Please render the data from its first line through the line containing "legend-label: 12 [978,138,991,149]" as a Markdown table with the columns Row and Line. Number each line and leave out any blank lines.
--- Begin Supplied data ---
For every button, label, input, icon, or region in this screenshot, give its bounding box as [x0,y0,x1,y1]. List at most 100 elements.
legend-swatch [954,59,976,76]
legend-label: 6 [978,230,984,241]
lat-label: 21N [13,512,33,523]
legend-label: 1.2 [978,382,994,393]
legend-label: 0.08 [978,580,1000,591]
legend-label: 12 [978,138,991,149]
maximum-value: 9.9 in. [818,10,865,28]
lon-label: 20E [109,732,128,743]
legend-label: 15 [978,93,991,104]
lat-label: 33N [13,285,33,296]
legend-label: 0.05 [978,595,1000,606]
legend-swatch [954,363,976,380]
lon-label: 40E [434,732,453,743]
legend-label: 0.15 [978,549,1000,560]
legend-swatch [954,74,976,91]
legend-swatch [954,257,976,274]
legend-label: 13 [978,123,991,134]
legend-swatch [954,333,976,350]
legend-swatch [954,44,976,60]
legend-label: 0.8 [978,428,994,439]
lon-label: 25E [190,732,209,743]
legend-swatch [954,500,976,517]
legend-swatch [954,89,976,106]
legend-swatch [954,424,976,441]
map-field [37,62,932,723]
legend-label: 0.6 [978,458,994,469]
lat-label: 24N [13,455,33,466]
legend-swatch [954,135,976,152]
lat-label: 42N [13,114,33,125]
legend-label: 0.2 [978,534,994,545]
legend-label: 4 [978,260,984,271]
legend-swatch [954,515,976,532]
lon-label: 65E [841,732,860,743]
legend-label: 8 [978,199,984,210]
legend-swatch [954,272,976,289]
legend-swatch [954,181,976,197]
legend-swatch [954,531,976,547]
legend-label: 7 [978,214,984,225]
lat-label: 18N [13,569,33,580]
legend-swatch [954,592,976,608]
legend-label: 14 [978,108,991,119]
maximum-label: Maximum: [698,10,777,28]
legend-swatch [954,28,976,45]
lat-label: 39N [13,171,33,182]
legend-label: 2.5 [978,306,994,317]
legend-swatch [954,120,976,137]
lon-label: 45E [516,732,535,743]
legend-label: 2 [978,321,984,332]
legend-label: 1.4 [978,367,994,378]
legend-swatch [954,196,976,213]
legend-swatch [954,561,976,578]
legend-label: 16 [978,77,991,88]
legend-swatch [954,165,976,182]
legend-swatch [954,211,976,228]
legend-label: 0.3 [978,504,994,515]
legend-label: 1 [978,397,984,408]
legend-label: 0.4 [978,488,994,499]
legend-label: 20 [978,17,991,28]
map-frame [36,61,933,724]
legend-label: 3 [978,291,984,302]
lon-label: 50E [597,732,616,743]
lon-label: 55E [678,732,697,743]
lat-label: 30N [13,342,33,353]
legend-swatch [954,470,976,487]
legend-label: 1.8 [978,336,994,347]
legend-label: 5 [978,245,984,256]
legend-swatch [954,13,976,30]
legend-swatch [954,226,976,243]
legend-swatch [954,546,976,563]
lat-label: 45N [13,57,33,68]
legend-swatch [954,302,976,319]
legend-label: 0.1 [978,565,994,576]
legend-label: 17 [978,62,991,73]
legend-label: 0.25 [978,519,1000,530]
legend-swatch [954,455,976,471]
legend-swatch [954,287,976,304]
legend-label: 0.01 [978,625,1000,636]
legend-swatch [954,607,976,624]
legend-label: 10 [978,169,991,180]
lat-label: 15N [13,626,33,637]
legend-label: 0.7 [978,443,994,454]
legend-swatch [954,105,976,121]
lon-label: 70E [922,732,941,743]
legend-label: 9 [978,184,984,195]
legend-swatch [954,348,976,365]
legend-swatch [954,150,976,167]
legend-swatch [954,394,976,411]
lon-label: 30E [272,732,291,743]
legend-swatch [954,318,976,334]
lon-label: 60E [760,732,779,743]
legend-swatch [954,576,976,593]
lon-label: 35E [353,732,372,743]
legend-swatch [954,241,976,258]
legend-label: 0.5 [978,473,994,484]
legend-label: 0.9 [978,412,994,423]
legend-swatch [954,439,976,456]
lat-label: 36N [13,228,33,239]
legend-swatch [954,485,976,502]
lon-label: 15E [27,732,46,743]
--- End Supplied data ---
**Response to this exercise**
| Row | Line |
|---|---|
| 1 | For every button, label, input, icon, or region in this screenshot, give its bounding box as [x0,y0,x1,y1]. List at most 100 elements. |
| 2 | legend-swatch [954,59,976,76] |
| 3 | legend-label: 6 [978,230,984,241] |
| 4 | lat-label: 21N [13,512,33,523] |
| 5 | legend-label: 1.2 [978,382,994,393] |
| 6 | legend-label: 0.08 [978,580,1000,591] |
| 7 | legend-label: 12 [978,138,991,149] |